§ DATA EXCERPTS
============
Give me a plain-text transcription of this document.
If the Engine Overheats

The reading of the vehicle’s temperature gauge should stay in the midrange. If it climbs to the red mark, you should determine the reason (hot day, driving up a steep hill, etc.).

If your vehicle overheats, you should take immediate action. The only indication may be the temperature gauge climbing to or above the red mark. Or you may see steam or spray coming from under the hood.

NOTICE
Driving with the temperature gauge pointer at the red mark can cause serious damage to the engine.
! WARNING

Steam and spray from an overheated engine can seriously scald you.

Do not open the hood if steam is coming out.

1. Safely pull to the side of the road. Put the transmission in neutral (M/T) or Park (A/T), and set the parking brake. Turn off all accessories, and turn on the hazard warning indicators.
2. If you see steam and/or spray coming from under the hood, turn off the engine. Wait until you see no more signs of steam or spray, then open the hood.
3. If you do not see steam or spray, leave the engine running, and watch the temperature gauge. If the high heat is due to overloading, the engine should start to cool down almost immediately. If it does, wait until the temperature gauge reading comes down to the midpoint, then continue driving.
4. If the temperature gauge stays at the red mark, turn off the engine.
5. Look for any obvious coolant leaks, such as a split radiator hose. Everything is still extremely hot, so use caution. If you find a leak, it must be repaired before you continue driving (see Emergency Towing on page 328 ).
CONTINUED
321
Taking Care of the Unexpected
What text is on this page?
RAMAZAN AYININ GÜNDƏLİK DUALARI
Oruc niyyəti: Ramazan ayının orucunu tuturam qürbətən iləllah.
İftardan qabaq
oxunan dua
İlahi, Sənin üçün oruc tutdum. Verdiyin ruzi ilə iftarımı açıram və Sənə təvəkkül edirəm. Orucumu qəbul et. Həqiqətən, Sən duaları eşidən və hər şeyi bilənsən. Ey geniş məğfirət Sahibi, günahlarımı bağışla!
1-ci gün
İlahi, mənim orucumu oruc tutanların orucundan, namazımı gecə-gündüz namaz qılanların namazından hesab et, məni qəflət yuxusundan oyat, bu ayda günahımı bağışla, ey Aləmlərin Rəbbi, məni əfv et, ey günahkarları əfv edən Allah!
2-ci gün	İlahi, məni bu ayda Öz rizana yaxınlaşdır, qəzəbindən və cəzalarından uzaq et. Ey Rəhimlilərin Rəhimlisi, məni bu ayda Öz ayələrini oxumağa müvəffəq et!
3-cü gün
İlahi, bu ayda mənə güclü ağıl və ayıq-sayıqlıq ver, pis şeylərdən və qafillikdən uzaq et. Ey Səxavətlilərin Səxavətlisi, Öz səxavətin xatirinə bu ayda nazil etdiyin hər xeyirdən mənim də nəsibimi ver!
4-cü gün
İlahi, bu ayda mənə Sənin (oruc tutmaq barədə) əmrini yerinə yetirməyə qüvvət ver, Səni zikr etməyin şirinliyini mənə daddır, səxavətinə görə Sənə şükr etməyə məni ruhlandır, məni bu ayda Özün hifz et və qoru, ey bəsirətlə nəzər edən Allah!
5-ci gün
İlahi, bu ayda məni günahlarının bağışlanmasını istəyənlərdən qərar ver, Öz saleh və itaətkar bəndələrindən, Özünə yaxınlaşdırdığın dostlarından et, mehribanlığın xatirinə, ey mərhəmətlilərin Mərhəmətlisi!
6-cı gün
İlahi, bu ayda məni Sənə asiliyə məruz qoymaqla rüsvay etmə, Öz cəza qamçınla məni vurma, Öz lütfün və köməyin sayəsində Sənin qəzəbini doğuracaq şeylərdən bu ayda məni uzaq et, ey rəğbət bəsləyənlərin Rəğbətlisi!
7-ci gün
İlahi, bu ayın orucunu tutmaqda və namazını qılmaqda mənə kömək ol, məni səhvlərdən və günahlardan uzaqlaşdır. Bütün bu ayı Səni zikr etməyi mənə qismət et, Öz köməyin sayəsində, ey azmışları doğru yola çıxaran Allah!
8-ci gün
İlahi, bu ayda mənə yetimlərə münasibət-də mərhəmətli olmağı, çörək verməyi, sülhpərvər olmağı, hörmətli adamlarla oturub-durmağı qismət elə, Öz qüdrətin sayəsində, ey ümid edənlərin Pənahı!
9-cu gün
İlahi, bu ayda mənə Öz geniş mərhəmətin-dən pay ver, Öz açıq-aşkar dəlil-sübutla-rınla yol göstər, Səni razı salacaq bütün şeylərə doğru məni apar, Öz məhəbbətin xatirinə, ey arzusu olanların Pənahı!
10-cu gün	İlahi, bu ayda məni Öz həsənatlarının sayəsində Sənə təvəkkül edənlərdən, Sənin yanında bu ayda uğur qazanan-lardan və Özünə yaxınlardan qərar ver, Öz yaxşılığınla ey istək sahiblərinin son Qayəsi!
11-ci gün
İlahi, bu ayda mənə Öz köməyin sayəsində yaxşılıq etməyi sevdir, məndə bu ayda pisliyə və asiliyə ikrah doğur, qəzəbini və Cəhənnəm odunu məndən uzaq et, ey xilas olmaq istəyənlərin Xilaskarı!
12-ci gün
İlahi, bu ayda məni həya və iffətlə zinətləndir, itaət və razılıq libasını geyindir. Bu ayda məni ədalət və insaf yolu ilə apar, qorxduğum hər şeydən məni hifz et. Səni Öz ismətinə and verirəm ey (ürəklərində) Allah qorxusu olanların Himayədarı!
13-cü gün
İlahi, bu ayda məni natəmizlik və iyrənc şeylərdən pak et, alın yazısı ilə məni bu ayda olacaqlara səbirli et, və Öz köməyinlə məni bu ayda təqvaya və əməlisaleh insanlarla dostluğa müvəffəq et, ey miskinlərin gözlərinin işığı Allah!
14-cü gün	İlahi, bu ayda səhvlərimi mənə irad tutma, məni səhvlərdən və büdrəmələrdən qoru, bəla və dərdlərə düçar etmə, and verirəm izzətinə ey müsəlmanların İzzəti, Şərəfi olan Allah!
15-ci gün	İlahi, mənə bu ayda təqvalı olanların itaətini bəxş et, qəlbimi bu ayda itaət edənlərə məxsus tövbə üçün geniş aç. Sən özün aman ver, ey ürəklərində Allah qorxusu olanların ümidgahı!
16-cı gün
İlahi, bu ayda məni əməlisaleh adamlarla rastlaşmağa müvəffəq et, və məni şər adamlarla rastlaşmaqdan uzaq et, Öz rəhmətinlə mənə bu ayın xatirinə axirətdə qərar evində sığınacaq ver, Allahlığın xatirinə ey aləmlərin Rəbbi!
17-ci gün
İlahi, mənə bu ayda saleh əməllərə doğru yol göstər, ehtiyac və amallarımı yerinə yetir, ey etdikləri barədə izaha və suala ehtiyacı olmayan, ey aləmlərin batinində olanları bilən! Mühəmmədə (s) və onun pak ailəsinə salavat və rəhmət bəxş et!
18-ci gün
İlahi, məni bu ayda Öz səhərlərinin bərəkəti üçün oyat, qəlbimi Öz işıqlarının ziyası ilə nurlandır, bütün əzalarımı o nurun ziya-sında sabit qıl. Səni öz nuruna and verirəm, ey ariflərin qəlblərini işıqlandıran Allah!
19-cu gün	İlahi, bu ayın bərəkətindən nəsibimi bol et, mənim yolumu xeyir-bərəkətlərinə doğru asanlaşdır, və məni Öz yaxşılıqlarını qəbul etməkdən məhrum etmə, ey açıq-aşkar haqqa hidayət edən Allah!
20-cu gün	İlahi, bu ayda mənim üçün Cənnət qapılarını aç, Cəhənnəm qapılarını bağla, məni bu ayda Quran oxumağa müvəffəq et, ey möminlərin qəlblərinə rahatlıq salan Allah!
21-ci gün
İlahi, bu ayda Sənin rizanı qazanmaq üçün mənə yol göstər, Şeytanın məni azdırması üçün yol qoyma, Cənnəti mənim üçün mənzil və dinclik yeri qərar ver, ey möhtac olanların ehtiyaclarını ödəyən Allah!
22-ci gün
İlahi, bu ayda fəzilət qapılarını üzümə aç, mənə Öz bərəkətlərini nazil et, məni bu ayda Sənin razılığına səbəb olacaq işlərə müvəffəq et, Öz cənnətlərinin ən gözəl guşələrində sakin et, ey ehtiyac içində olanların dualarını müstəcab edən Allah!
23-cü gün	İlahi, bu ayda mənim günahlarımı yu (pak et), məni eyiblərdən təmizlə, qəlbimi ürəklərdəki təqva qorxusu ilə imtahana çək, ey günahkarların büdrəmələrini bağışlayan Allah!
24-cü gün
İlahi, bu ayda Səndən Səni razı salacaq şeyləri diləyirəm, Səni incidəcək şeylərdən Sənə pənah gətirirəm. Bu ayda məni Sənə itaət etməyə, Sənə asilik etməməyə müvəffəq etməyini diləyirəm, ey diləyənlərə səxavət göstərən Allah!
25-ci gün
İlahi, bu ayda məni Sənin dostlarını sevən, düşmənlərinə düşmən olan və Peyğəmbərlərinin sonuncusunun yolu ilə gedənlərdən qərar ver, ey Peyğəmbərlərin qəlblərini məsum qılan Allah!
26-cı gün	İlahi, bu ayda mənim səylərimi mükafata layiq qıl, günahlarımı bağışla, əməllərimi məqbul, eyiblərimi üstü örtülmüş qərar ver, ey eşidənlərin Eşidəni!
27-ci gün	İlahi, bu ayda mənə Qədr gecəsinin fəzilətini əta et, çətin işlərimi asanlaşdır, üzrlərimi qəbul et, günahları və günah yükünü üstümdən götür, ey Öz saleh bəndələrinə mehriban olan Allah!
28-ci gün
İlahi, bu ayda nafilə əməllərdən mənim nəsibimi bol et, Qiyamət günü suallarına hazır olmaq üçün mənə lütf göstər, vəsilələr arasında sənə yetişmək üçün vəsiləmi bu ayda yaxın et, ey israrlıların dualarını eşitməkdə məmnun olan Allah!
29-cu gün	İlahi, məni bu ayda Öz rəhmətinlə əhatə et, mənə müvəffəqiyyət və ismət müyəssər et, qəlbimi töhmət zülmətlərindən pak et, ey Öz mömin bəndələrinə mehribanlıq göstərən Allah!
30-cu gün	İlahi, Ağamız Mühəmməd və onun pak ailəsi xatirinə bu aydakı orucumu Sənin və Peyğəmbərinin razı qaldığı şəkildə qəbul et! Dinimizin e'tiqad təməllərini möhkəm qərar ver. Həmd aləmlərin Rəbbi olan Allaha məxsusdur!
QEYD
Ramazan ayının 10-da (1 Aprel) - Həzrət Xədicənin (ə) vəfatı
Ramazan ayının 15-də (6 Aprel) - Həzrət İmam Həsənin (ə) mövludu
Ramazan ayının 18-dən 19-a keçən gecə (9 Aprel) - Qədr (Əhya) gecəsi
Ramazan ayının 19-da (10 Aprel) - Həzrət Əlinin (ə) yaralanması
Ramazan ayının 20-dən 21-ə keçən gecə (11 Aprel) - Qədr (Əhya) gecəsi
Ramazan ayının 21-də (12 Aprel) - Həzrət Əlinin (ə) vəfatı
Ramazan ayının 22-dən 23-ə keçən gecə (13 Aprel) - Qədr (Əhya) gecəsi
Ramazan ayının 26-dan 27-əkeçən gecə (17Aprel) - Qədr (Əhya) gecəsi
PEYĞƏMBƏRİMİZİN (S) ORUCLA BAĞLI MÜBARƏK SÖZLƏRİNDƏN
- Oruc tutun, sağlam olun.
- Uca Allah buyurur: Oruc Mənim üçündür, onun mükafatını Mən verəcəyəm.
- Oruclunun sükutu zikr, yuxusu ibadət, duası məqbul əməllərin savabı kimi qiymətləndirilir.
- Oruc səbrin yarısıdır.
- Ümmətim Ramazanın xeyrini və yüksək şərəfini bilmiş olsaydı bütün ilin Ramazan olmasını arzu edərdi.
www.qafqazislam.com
============
§ SET PROBLEM
Give the number of lines in the records that contain the string "page", and nothing besides.

§ TASK RESULT
2